### Exercise directions
Give the lines in the items below as a JSON list of strings, one string per line and no blank lines. Begin at the line that has "column-header-c[interactable]: C (173, 160, 268, 178)" and stop after the line that has "collapse-ribbon-icon[interactable]: ⌃ (784, 110, 792, 121)".

### Data rows
= = = = = = =

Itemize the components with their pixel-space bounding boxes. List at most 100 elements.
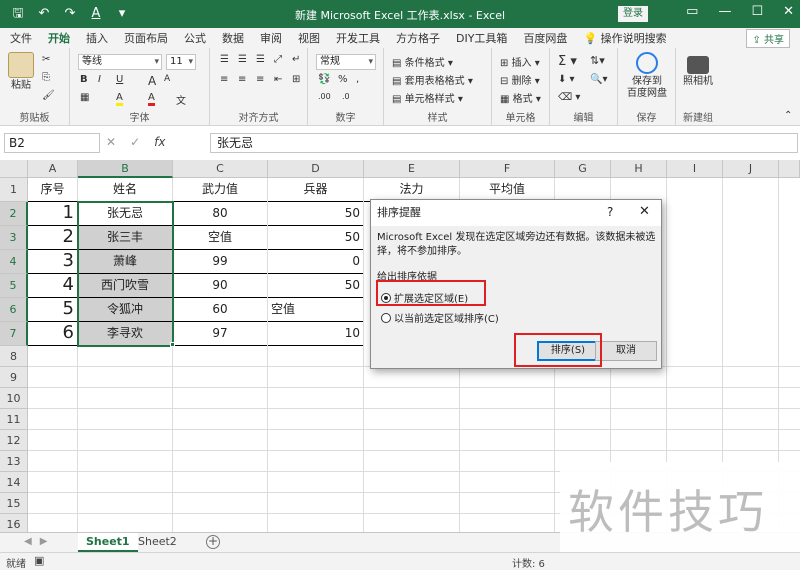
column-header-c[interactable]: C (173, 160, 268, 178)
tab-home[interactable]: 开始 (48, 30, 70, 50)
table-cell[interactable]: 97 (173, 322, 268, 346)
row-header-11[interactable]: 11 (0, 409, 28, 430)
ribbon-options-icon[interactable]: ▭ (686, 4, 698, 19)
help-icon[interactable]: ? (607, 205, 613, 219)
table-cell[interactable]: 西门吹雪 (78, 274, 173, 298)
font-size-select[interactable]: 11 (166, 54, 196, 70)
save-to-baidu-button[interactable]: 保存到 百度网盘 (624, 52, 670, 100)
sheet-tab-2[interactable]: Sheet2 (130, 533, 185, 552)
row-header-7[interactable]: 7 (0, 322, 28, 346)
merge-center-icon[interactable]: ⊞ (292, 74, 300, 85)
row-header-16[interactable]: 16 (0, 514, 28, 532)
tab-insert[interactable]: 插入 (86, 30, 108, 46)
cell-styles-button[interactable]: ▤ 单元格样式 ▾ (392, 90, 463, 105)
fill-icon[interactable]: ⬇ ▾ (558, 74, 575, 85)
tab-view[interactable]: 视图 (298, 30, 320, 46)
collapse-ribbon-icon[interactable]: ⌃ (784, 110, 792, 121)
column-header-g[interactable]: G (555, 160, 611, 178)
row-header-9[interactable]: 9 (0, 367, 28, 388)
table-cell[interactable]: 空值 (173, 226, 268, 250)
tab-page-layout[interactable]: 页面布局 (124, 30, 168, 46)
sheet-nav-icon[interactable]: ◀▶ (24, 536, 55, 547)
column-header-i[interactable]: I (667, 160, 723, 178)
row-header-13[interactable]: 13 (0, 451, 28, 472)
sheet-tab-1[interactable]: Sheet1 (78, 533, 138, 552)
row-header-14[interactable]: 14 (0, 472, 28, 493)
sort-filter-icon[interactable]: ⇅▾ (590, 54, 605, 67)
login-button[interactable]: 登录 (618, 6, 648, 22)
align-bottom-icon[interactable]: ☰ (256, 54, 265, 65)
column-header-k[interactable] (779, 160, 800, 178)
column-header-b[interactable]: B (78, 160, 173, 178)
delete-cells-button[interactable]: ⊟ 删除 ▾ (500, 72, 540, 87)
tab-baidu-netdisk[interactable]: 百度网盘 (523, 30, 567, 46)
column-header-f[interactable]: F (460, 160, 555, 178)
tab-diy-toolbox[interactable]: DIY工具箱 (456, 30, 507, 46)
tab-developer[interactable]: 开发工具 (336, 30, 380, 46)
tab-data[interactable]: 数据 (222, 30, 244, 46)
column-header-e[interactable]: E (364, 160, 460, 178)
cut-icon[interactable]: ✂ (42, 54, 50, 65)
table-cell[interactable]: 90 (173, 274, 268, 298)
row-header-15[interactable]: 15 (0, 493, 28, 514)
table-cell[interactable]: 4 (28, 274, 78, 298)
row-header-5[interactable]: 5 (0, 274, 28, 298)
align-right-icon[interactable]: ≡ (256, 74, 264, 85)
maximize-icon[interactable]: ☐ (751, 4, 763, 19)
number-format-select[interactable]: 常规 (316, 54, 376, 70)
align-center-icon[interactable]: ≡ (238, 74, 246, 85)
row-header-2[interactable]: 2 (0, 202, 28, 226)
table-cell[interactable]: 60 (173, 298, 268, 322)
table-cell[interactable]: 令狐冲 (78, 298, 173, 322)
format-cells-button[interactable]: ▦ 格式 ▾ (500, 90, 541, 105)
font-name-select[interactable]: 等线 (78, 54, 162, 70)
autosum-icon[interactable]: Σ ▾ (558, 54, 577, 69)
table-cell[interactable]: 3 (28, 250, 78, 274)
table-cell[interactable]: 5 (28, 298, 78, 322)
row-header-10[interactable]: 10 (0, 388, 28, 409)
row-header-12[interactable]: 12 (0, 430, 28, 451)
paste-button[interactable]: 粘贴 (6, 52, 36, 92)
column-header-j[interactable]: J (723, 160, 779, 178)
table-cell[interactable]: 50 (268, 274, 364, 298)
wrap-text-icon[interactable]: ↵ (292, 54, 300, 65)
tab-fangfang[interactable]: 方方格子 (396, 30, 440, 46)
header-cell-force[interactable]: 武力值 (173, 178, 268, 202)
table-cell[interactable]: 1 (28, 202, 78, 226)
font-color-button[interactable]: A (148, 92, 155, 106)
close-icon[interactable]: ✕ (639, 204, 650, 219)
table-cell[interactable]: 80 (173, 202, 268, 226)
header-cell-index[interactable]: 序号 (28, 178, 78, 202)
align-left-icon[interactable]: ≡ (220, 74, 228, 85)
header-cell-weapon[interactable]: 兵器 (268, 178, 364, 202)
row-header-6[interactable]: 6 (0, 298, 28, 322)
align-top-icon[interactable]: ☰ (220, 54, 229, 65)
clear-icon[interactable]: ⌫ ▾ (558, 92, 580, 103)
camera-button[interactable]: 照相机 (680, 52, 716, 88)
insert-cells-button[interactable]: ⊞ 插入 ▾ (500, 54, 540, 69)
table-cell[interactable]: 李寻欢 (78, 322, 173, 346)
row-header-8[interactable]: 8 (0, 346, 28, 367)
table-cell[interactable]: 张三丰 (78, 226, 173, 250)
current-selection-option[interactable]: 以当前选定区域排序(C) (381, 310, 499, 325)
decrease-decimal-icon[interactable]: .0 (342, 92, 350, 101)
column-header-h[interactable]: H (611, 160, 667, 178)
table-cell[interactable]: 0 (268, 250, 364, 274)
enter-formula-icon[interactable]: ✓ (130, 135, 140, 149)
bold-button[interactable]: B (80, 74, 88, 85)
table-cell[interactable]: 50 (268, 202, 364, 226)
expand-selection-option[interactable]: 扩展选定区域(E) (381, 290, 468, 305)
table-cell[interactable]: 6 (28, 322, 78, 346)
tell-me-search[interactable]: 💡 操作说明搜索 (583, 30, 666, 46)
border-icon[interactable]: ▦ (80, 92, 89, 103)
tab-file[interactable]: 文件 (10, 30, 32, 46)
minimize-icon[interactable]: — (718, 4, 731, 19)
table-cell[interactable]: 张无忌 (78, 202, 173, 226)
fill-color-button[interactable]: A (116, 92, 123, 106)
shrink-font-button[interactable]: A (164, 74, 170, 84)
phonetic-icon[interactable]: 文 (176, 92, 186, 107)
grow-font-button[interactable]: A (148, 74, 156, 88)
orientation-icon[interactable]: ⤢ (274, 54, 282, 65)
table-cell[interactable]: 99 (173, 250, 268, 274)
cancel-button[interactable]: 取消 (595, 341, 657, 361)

= = = = = = =

### Written reply
[
  "column-header-c[interactable]: C (173, 160, 268, 178)",
  "tab-home[interactable]: 开始 (48, 30, 70, 50)",
  "table-cell[interactable]: 97 (173, 322, 268, 346)",
  "row-header-11[interactable]: 11 (0, 409, 28, 430)",
  "ribbon-options-icon[interactable]: ▭ (686, 4, 698, 19)",
  "help-icon[interactable]: ? (607, 205, 613, 219)",
  "table-cell[interactable]: 西门吹雪 (78, 274, 173, 298)",
  "font-size-select[interactable]: 11 (166, 54, 196, 70)",
  "save-to-baidu-button[interactable]: 保存到 百度网盘 (624, 52, 670, 100)",
  "sheet-tab-2[interactable]: Sheet2 (130, 533, 185, 552)",
  "row-header-7[interactable]: 7 (0, 322, 28, 346)",
  "merge-center-icon[interactable]: ⊞ (292, 74, 300, 85)",
  "row-header-16[interactable]: 16 (0, 514, 28, 532)",
  "tab-insert[interactable]: 插入 (86, 30, 108, 46)",
  "cell-styles-button[interactable]: ▤ 单元格样式 ▾ (392, 90, 463, 105)",
  "fill-icon[interactable]: ⬇ ▾ (558, 74, 575, 85)",
  "tab-view[interactable]: 视图 (298, 30, 320, 46)",
  "collapse-ribbon-icon[interactable]: ⌃ (784, 110, 792, 121)"
]